» **Exercise description**: Gather all lines in the data that hold the string "Porto".

###

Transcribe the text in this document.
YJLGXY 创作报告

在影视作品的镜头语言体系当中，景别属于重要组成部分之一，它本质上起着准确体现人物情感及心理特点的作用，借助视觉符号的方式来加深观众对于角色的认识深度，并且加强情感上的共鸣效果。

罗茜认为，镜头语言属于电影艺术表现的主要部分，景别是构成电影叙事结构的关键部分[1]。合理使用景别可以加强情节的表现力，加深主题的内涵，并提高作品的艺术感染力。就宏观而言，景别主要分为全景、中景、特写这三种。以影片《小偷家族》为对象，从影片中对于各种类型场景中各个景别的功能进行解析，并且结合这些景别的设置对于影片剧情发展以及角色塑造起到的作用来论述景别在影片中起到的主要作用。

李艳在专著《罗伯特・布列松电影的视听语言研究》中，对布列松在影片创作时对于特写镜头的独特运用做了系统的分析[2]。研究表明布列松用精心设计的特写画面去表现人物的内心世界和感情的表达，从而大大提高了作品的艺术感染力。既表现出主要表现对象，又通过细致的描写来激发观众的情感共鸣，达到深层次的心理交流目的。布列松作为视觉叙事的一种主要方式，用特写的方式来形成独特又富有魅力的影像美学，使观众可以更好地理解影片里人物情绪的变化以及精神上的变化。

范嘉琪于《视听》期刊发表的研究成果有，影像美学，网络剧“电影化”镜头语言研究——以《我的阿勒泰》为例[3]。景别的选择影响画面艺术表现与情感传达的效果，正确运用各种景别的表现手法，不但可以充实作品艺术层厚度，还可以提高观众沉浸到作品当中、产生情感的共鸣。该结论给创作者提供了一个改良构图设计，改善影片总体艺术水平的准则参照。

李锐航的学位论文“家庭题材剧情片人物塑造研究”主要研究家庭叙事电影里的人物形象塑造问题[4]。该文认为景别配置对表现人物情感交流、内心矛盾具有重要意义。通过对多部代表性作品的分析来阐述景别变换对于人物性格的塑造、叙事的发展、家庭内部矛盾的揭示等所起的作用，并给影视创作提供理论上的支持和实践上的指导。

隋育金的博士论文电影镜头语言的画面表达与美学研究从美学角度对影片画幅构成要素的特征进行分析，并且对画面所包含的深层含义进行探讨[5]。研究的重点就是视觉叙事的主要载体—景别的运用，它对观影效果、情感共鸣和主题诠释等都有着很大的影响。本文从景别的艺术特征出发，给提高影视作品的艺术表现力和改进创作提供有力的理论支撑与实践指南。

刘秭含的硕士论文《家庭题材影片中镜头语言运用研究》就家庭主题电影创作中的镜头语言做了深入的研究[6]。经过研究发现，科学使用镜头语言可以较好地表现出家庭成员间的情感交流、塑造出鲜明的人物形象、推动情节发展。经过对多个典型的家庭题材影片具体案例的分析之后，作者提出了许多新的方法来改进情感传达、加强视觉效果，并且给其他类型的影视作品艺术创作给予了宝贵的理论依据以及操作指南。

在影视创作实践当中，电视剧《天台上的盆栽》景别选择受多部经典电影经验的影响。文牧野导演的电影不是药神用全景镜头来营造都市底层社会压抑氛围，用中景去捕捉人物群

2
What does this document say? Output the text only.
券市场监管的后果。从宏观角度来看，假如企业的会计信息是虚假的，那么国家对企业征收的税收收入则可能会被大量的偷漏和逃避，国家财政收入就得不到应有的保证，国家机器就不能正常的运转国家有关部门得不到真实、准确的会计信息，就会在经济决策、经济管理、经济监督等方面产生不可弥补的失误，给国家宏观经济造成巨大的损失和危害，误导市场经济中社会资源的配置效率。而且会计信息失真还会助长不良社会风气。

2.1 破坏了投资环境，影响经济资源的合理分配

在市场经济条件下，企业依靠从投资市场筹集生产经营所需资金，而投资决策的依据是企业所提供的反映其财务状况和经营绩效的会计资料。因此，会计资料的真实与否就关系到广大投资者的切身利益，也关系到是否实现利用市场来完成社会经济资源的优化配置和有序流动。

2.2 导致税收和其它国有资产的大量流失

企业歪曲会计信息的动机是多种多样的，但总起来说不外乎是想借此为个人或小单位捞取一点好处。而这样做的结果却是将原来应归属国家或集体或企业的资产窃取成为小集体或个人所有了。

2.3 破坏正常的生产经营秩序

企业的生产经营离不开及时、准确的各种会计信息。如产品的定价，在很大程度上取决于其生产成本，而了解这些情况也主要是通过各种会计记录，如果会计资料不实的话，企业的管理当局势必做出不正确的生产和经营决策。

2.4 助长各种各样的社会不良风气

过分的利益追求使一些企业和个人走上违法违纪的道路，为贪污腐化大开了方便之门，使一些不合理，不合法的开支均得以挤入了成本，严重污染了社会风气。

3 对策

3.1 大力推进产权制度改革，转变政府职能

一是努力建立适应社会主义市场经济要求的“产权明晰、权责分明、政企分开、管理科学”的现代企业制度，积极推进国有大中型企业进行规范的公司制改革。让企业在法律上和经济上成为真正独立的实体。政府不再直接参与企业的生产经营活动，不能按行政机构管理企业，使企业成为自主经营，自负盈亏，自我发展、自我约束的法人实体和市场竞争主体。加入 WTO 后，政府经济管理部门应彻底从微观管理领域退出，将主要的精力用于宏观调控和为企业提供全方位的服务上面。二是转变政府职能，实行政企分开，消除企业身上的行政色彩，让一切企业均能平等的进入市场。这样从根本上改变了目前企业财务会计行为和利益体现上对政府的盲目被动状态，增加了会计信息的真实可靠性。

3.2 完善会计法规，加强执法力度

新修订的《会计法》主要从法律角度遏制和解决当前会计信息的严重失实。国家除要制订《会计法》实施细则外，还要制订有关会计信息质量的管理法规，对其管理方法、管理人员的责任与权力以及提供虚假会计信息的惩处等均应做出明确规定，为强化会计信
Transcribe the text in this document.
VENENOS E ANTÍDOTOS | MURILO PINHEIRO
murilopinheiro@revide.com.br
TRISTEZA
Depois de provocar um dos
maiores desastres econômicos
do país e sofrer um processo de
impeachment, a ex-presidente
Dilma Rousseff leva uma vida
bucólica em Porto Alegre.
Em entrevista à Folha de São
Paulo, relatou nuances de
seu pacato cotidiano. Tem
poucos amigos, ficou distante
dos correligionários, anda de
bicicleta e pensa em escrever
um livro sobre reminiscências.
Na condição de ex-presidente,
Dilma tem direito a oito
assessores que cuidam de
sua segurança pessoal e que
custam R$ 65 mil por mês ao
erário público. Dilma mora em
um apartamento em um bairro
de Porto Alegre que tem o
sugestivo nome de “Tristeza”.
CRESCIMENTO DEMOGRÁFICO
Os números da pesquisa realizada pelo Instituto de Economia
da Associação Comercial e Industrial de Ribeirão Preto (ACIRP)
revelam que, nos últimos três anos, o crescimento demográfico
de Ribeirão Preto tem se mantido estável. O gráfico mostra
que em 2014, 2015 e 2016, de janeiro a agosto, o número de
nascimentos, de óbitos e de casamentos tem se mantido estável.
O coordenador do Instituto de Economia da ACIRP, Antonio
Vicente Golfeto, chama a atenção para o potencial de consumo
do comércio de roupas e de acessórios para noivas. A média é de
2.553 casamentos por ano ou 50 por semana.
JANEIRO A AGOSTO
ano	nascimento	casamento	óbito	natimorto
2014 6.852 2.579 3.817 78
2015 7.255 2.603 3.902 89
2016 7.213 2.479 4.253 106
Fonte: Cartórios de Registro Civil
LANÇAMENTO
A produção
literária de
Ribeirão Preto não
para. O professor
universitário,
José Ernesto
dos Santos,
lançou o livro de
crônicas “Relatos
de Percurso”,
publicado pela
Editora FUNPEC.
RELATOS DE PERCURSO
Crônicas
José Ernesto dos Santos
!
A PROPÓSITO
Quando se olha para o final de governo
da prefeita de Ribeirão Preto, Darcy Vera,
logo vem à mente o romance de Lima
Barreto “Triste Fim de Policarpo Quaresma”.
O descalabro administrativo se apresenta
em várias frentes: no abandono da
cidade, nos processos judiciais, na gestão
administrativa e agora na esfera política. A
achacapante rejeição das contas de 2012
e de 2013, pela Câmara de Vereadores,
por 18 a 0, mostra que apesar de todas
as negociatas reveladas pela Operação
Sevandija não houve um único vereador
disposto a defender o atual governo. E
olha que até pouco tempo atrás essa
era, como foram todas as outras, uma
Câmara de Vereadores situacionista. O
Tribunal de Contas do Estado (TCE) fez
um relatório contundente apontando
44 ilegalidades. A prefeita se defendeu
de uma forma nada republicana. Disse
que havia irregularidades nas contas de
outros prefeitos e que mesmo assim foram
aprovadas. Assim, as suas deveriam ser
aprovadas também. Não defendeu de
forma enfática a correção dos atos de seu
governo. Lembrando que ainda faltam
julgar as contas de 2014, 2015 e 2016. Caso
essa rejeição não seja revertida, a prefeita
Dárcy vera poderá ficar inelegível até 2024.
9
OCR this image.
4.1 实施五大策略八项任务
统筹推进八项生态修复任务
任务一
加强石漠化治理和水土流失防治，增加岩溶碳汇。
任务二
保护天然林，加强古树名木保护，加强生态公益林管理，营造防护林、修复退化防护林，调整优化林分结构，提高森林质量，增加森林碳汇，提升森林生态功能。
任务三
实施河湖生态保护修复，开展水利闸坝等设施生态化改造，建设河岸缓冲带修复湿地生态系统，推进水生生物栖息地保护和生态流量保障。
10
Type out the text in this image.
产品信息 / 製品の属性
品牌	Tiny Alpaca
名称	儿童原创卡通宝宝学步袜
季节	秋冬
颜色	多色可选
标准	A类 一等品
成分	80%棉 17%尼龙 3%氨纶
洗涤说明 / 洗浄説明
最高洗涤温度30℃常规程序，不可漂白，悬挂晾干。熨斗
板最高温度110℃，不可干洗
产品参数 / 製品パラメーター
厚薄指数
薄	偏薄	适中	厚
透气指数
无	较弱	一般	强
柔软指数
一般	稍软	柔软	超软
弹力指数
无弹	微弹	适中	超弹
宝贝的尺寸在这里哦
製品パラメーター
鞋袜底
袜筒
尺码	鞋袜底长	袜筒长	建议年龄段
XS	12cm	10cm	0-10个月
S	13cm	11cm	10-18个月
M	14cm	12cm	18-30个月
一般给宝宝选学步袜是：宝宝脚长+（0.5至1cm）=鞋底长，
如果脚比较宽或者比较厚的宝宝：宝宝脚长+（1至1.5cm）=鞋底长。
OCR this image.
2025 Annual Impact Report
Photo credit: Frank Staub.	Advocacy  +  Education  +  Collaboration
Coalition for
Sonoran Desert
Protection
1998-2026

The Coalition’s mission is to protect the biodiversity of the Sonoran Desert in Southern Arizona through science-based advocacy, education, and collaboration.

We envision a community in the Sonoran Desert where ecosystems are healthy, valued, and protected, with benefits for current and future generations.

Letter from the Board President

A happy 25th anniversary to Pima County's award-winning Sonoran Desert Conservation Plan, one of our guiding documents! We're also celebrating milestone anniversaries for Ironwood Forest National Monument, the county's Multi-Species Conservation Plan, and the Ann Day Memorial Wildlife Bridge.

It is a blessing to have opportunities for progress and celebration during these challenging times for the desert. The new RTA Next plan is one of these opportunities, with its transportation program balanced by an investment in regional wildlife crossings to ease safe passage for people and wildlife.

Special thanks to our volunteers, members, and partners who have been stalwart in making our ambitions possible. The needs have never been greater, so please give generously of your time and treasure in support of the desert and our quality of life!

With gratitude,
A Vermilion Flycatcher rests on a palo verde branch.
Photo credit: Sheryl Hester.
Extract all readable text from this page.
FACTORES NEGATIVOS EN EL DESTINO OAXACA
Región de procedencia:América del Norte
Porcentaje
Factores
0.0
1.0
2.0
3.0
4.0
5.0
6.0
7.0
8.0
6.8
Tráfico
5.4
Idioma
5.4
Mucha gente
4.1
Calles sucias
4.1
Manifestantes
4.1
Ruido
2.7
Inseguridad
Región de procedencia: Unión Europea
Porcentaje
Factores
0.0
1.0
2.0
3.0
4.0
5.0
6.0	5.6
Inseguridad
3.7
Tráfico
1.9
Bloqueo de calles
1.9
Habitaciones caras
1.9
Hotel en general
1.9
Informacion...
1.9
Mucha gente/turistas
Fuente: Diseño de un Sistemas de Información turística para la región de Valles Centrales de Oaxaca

###

» **Solution for this problem**:
bucólica em Porto Alegre.
de Porto Alegre que tem o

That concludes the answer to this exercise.